A word-for-word copy of the records that follow is needed, with every picture omitted.

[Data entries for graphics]
★ ★ ★ ★

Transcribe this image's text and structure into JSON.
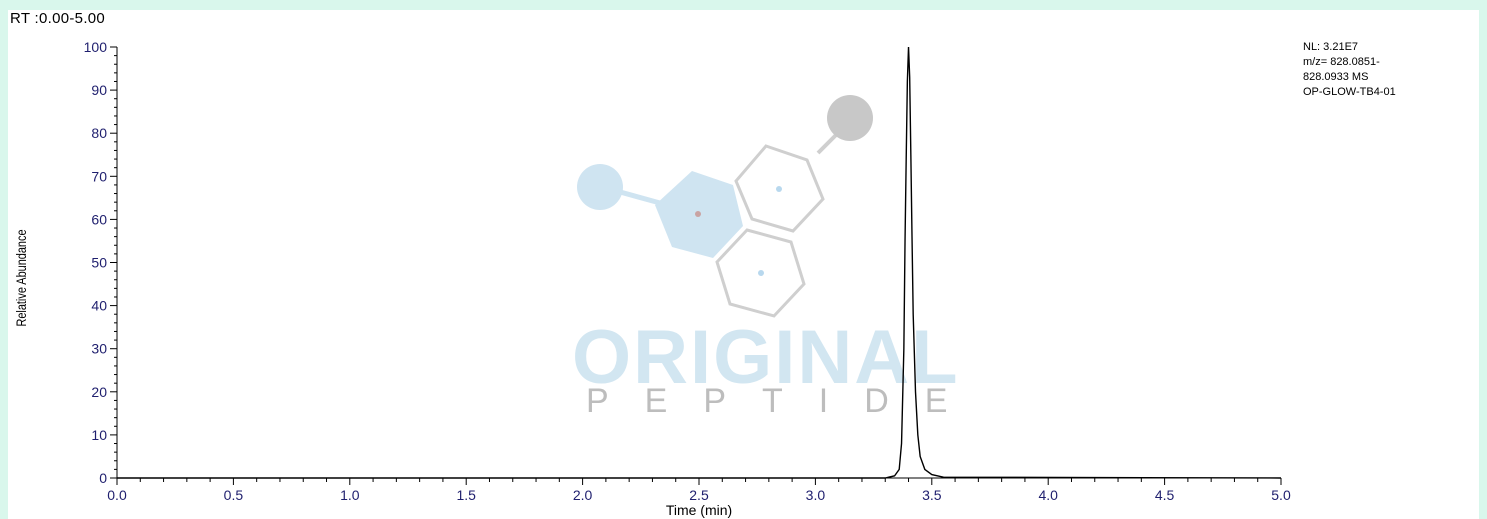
{
  "header": {
    "range_label": "RT :0.00-5.00"
  },
  "info_box": {
    "lines": [
      "NL: 3.21E7",
      "m/z= 828.0851-",
      "828.0933 MS",
      "OP-GLOW-TB4-01"
    ]
  },
  "watermark": {
    "title": "ORIGINAL",
    "subtitle": "PEPTIDE"
  },
  "colors": {
    "background": "#d9f7ec",
    "trace": "#000000",
    "tick_label": "#1f1f6e",
    "watermark_blue": "#cfe4f1",
    "watermark_grey": "#c8c8c8"
  },
  "chart_data": {
    "type": "line",
    "xlabel": "Time (min)",
    "ylabel": "Relative Abundance",
    "xlim": [
      0.0,
      5.0
    ],
    "ylim": [
      0,
      100
    ],
    "x_ticks": [
      "0.0",
      "0.5",
      "1.0",
      "1.5",
      "2.0",
      "2.5",
      "3.0",
      "3.5",
      "4.0",
      "4.5",
      "5.0"
    ],
    "y_ticks": [
      "0",
      "10",
      "20",
      "30",
      "40",
      "50",
      "60",
      "70",
      "80",
      "90",
      "100"
    ],
    "grid": false,
    "series": [
      {
        "x": [
          0.0,
          3.3,
          3.34,
          3.36,
          3.37,
          3.38,
          3.385,
          3.39,
          3.395,
          3.4,
          3.405,
          3.41,
          3.415,
          3.42,
          3.43,
          3.44,
          3.45,
          3.47,
          3.5,
          3.55,
          5.0
        ],
        "y": [
          0,
          0,
          0.5,
          2,
          8,
          30,
          55,
          74,
          92,
          100,
          93,
          75,
          56,
          38,
          20,
          10,
          5,
          2,
          0.8,
          0.2,
          0
        ]
      }
    ]
  }
}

★ ★ ★ ★

- EXPECTED OUTPUT:
Transcribe this image's text and structure into JSON.
{
  "header": {
    "range_label": "RT :0.00-5.00"
  },
  "info_box": {
    "lines": [
      "NL: 3.21E7",
      "m/z= 828.0851-",
      "828.0933 MS",
      "OP-GLOW-TB4-01"
    ]
  },
  "watermark": {
    "title": "ORIGINAL",
    "subtitle": "PEPTIDE"
  },
  "colors": {
    "background": "#d9f7ec",
    "trace": "#000000",
    "tick_label": "#1f1f6e",
    "watermark_blue": "#cfe4f1",
    "watermark_grey": "#c8c8c8"
  },
  "chart_data": {
    "type": "line",
    "xlabel": "Time (min)",
    "ylabel": "Relative Abundance",
    "xlim": [
      0.0,
      5.0
    ],
    "ylim": [
      0,
      100
    ],
    "x_ticks": [
      "0.0",
      "0.5",
      "1.0",
      "1.5",
      "2.0",
      "2.5",
      "3.0",
      "3.5",
      "4.0",
      "4.5",
      "5.0"
    ],
    "y_ticks": [
      "0",
      "10",
      "20",
      "30",
      "40",
      "50",
      "60",
      "70",
      "80",
      "90",
      "100"
    ],
    "grid": false,
    "series": [
      {
        "x": [
          0.0,
          3.3,
          3.34,
          3.36,
          3.37,
          3.38,
          3.385,
          3.39,
          3.395,
          3.4,
          3.405,
          3.41,
          3.415,
          3.42,
          3.43,
          3.44,
          3.45,
          3.47,
          3.5,
          3.55,
          5.0
        ],
        "y": [
          0,
          0,
          0.5,
          2,
          8,
          30,
          55,
          74,
          92,
          100,
          93,
          75,
          56,
          38,
          20,
          10,
          5,
          2,
          0.8,
          0.2,
          0
        ]
      }
    ]
  }
}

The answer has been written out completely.